- **STATED GOAL**
Render every entry exactly as it appears.
━━━━━━━━━━━━━━━━
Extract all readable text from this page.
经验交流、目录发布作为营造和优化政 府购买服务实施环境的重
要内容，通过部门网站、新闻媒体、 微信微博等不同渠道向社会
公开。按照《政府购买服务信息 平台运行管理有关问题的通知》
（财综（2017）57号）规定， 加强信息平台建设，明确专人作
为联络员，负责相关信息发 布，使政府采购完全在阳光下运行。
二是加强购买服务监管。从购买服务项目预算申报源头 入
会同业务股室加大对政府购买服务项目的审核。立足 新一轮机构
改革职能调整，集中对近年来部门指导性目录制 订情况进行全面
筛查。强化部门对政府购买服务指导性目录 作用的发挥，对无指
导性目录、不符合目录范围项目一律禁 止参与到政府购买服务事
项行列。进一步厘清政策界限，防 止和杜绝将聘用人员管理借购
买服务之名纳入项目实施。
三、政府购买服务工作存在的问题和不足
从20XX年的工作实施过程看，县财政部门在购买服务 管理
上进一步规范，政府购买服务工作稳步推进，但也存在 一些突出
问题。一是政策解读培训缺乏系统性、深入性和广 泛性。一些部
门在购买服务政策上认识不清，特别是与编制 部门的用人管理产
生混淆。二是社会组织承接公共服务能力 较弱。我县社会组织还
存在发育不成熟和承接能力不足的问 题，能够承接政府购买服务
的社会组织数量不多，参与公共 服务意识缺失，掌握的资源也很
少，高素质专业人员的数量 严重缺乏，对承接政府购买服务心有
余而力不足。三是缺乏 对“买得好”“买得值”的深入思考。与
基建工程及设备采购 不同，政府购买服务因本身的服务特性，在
━━━━━━━━━━━━━━━━
- **RESULT BELOW**
Extract all readable text from this page.
经验交流、目录发布作为营造和优化政 府购买服务实施环境的重
要内容，通过部门网站、新闻媒体、 微信微博等不同渠道向社会
公开。按照《政府购买服务信息 平台运行管理有关问题的通知》
（财综（2017）57号）规定， 加强信息平台建设，明确专人作
为联络员，负责相关信息发 布，使政府采购完全在阳光下运行。
二是加强购买服务监管。从购买服务项目预算申报源头 入
会同业务股室加大对政府购买服务项目的审核。立足 新一轮机构
改革职能调整，集中对近年来部门指导性目录制 订情况进行全面
筛查。强化部门对政府购买服务指导性目录 作用的发挥，对无指
导性目录、不符合目录范围项目一律禁 止参与到政府购买服务事
项行列。进一步厘清政策界限，防 止和杜绝将聘用人员管理借购
买服务之名纳入项目实施。
三、政府购买服务工作存在的问题和不足
从20XX年的工作实施过程看，县财政部门在购买服务 管理
上进一步规范，政府购买服务工作稳步推进，但也存在 一些突出
问题。一是政策解读培训缺乏系统性、深入性和广 泛性。一些部
门在购买服务政策上认识不清，特别是与编制 部门的用人管理产
生混淆。二是社会组织承接公共服务能力 较弱。我县社会组织还
存在发育不成熟和承接能力不足的问 题，能够承接政府购买服务
的社会组织数量不多，参与公共 服务意识缺失，掌握的资源也很
少，高素质专业人员的数量 严重缺乏，对承接政府购买服务心有
余而力不足。三是缺乏 对“买得好”“买得值”的深入思考。与
基建工程及设备采购 不同，政府购买服务因本身的服务特性，在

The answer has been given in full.